(Data supplied):
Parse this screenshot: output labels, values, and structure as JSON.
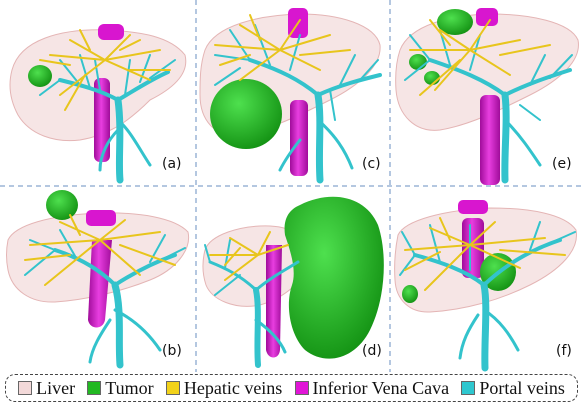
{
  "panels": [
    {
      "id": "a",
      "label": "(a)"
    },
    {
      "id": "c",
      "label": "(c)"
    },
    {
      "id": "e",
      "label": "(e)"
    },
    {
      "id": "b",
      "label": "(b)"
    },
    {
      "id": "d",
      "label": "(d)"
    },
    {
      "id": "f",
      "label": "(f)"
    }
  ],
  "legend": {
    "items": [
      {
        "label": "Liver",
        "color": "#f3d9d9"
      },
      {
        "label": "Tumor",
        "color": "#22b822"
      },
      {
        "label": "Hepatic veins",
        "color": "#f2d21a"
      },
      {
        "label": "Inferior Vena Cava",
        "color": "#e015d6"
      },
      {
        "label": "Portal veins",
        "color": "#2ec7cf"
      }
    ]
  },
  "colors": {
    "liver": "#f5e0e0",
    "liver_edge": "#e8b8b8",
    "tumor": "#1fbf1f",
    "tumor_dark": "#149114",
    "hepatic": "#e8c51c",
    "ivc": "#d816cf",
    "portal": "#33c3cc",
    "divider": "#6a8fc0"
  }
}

(Activity): From the data, collect all lines where the string "veins" appears.

(Finished task):
        "label": "Hepatic veins",
        "label": "Portal veins",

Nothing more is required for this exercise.